### [TASK TO CARRY OUT]
Reproduce every entry below precisely; do not include the pictures.

>> BEGIN INFORMATION SHOWN

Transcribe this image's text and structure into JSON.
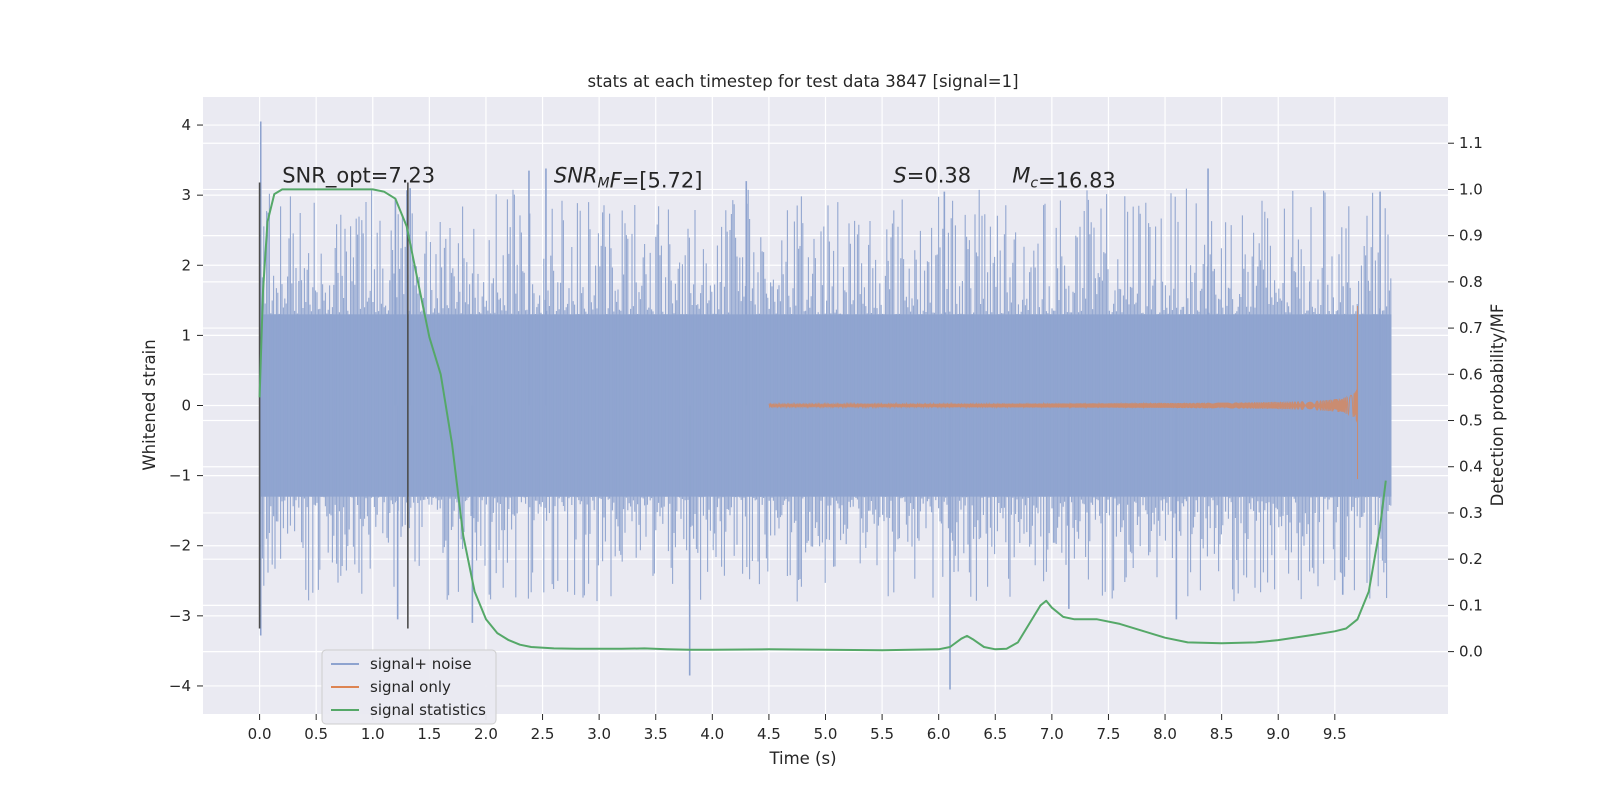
{
  "chart_data": {
    "type": "line",
    "title": "stats at each timestep for test data 3847 [signal=1]",
    "xlabel": "Time (s)",
    "ylabel": "Whitened strain",
    "ylabel_right": "Detection probability/MF",
    "xlim": [
      -0.5,
      10.5
    ],
    "ylim": [
      -4.4,
      4.4
    ],
    "ylim_right": [
      -0.135,
      1.2
    ],
    "x_ticks": [
      "0.0",
      "0.5",
      "1.0",
      "1.5",
      "2.0",
      "2.5",
      "3.0",
      "3.5",
      "4.0",
      "4.5",
      "5.0",
      "5.5",
      "6.0",
      "6.5",
      "7.0",
      "7.5",
      "8.0",
      "8.5",
      "9.0",
      "9.5"
    ],
    "y_ticks": [
      "4",
      "3",
      "2",
      "1",
      "0",
      "−1",
      "−2",
      "−3",
      "−4"
    ],
    "y_ticks_right": [
      "1.1",
      "1.0",
      "0.9",
      "0.8",
      "0.7",
      "0.6",
      "0.5",
      "0.4",
      "0.3",
      "0.2",
      "0.1",
      "0.0"
    ],
    "annotations": [
      {
        "parts": [
          {
            "t": "SNR_opt=7.23"
          }
        ]
      },
      {
        "parts": [
          {
            "t": "SNR",
            "i": true
          },
          {
            "t": "M",
            "i": true,
            "sub": true
          },
          {
            "t": "F",
            "i": true
          },
          {
            "t": "=[5.72]"
          }
        ]
      },
      {
        "parts": [
          {
            "t": "S",
            "i": true
          },
          {
            "t": "=0.38"
          }
        ]
      },
      {
        "parts": [
          {
            "t": "M",
            "i": true
          },
          {
            "t": "c",
            "i": true,
            "sub": true
          },
          {
            "t": "=16.83"
          }
        ]
      }
    ],
    "markers_x": [
      0.0,
      1.31
    ],
    "noise_spikes": [
      {
        "x": 0.01,
        "y": 4.05
      },
      {
        "x": 0.01,
        "y": -3.28
      },
      {
        "x": 1.2,
        "y": 2.95
      },
      {
        "x": 1.33,
        "y": 3.1
      },
      {
        "x": 1.22,
        "y": -3.05
      },
      {
        "x": 1.88,
        "y": -3.1
      },
      {
        "x": 2.38,
        "y": 3.35
      },
      {
        "x": 2.53,
        "y": 3.38
      },
      {
        "x": 3.8,
        "y": -3.85
      },
      {
        "x": 4.3,
        "y": 3.2
      },
      {
        "x": 6.1,
        "y": -4.05
      },
      {
        "x": 6.05,
        "y": 3.05
      },
      {
        "x": 7.15,
        "y": -2.9
      },
      {
        "x": 8.38,
        "y": 3.38
      },
      {
        "x": 8.1,
        "y": -3.05
      },
      {
        "x": 9.57,
        "y": -2.7
      },
      {
        "x": 9.9,
        "y": 3.05
      }
    ],
    "series": [
      {
        "name": "signal+ noise",
        "color": "#8ea3cf",
        "x_range": [
          0.0,
          10.0
        ],
        "envelope": 1.3
      },
      {
        "name": "signal only",
        "color": "#dd8452",
        "chirp_end": 9.7,
        "peak": 1.42,
        "trough": -1.05
      },
      {
        "name": "signal statistics",
        "color": "#55a868",
        "axis": "right",
        "x": [
          0.0,
          0.03,
          0.07,
          0.13,
          0.2,
          0.3,
          0.5,
          0.8,
          1.0,
          1.1,
          1.2,
          1.3,
          1.4,
          1.5,
          1.6,
          1.7,
          1.8,
          1.9,
          2.0,
          2.1,
          2.2,
          2.3,
          2.4,
          2.6,
          2.8,
          3.0,
          3.2,
          3.4,
          3.6,
          3.8,
          4.0,
          4.5,
          5.0,
          5.5,
          6.0,
          6.1,
          6.2,
          6.25,
          6.3,
          6.4,
          6.5,
          6.6,
          6.7,
          6.8,
          6.9,
          6.95,
          7.0,
          7.1,
          7.2,
          7.4,
          7.6,
          7.8,
          8.0,
          8.2,
          8.5,
          8.8,
          9.0,
          9.3,
          9.5,
          9.6,
          9.7,
          9.8,
          9.9,
          9.95
        ],
        "values": [
          0.55,
          0.78,
          0.93,
          0.99,
          1.0,
          1.0,
          1.0,
          1.0,
          1.0,
          0.995,
          0.98,
          0.92,
          0.8,
          0.68,
          0.6,
          0.45,
          0.25,
          0.13,
          0.07,
          0.04,
          0.025,
          0.015,
          0.01,
          0.007,
          0.006,
          0.006,
          0.006,
          0.007,
          0.005,
          0.004,
          0.004,
          0.005,
          0.004,
          0.003,
          0.005,
          0.01,
          0.028,
          0.034,
          0.027,
          0.01,
          0.005,
          0.006,
          0.02,
          0.06,
          0.1,
          0.11,
          0.095,
          0.075,
          0.07,
          0.07,
          0.06,
          0.045,
          0.03,
          0.02,
          0.018,
          0.02,
          0.025,
          0.036,
          0.044,
          0.05,
          0.07,
          0.13,
          0.27,
          0.37
        ]
      }
    ],
    "legend_position": "lower-left",
    "grid": true,
    "colors": {
      "plot_bg": "#eaeaf2",
      "grid": "#ffffff"
    }
  }
}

>> END INFORMATION SHOWN

### [TASK RESULT]
Transcribe this image's text and structure into JSON.
{
  "chart_data": {
    "type": "line",
    "title": "stats at each timestep for test data 3847 [signal=1]",
    "xlabel": "Time (s)",
    "ylabel": "Whitened strain",
    "ylabel_right": "Detection probability/MF",
    "xlim": [
      -0.5,
      10.5
    ],
    "ylim": [
      -4.4,
      4.4
    ],
    "ylim_right": [
      -0.135,
      1.2
    ],
    "x_ticks": [
      "0.0",
      "0.5",
      "1.0",
      "1.5",
      "2.0",
      "2.5",
      "3.0",
      "3.5",
      "4.0",
      "4.5",
      "5.0",
      "5.5",
      "6.0",
      "6.5",
      "7.0",
      "7.5",
      "8.0",
      "8.5",
      "9.0",
      "9.5"
    ],
    "y_ticks": [
      "4",
      "3",
      "2",
      "1",
      "0",
      "−1",
      "−2",
      "−3",
      "−4"
    ],
    "y_ticks_right": [
      "1.1",
      "1.0",
      "0.9",
      "0.8",
      "0.7",
      "0.6",
      "0.5",
      "0.4",
      "0.3",
      "0.2",
      "0.1",
      "0.0"
    ],
    "annotations": [
      {
        "parts": [
          {
            "t": "SNR_opt=7.23"
          }
        ]
      },
      {
        "parts": [
          {
            "t": "SNR",
            "i": true
          },
          {
            "t": "M",
            "i": true,
            "sub": true
          },
          {
            "t": "F",
            "i": true
          },
          {
            "t": "=[5.72]"
          }
        ]
      },
      {
        "parts": [
          {
            "t": "S",
            "i": true
          },
          {
            "t": "=0.38"
          }
        ]
      },
      {
        "parts": [
          {
            "t": "M",
            "i": true
          },
          {
            "t": "c",
            "i": true,
            "sub": true
          },
          {
            "t": "=16.83"
          }
        ]
      }
    ],
    "markers_x": [
      0.0,
      1.31
    ],
    "noise_spikes": [
      {
        "x": 0.01,
        "y": 4.05
      },
      {
        "x": 0.01,
        "y": -3.28
      },
      {
        "x": 1.2,
        "y": 2.95
      },
      {
        "x": 1.33,
        "y": 3.1
      },
      {
        "x": 1.22,
        "y": -3.05
      },
      {
        "x": 1.88,
        "y": -3.1
      },
      {
        "x": 2.38,
        "y": 3.35
      },
      {
        "x": 2.53,
        "y": 3.38
      },
      {
        "x": 3.8,
        "y": -3.85
      },
      {
        "x": 4.3,
        "y": 3.2
      },
      {
        "x": 6.1,
        "y": -4.05
      },
      {
        "x": 6.05,
        "y": 3.05
      },
      {
        "x": 7.15,
        "y": -2.9
      },
      {
        "x": 8.38,
        "y": 3.38
      },
      {
        "x": 8.1,
        "y": -3.05
      },
      {
        "x": 9.57,
        "y": -2.7
      },
      {
        "x": 9.9,
        "y": 3.05
      }
    ],
    "series": [
      {
        "name": "signal+ noise",
        "color": "#8ea3cf",
        "x_range": [
          0.0,
          10.0
        ],
        "envelope": 1.3
      },
      {
        "name": "signal only",
        "color": "#dd8452",
        "chirp_end": 9.7,
        "peak": 1.42,
        "trough": -1.05
      },
      {
        "name": "signal statistics",
        "color": "#55a868",
        "axis": "right",
        "x": [
          0.0,
          0.03,
          0.07,
          0.13,
          0.2,
          0.3,
          0.5,
          0.8,
          1.0,
          1.1,
          1.2,
          1.3,
          1.4,
          1.5,
          1.6,
          1.7,
          1.8,
          1.9,
          2.0,
          2.1,
          2.2,
          2.3,
          2.4,
          2.6,
          2.8,
          3.0,
          3.2,
          3.4,
          3.6,
          3.8,
          4.0,
          4.5,
          5.0,
          5.5,
          6.0,
          6.1,
          6.2,
          6.25,
          6.3,
          6.4,
          6.5,
          6.6,
          6.7,
          6.8,
          6.9,
          6.95,
          7.0,
          7.1,
          7.2,
          7.4,
          7.6,
          7.8,
          8.0,
          8.2,
          8.5,
          8.8,
          9.0,
          9.3,
          9.5,
          9.6,
          9.7,
          9.8,
          9.9,
          9.95
        ],
        "values": [
          0.55,
          0.78,
          0.93,
          0.99,
          1.0,
          1.0,
          1.0,
          1.0,
          1.0,
          0.995,
          0.98,
          0.92,
          0.8,
          0.68,
          0.6,
          0.45,
          0.25,
          0.13,
          0.07,
          0.04,
          0.025,
          0.015,
          0.01,
          0.007,
          0.006,
          0.006,
          0.006,
          0.007,
          0.005,
          0.004,
          0.004,
          0.005,
          0.004,
          0.003,
          0.005,
          0.01,
          0.028,
          0.034,
          0.027,
          0.01,
          0.005,
          0.006,
          0.02,
          0.06,
          0.1,
          0.11,
          0.095,
          0.075,
          0.07,
          0.07,
          0.06,
          0.045,
          0.03,
          0.02,
          0.018,
          0.02,
          0.025,
          0.036,
          0.044,
          0.05,
          0.07,
          0.13,
          0.27,
          0.37
        ]
      }
    ],
    "legend_position": "lower-left",
    "grid": true,
    "colors": {
      "plot_bg": "#eaeaf2",
      "grid": "#ffffff"
    }
  }
}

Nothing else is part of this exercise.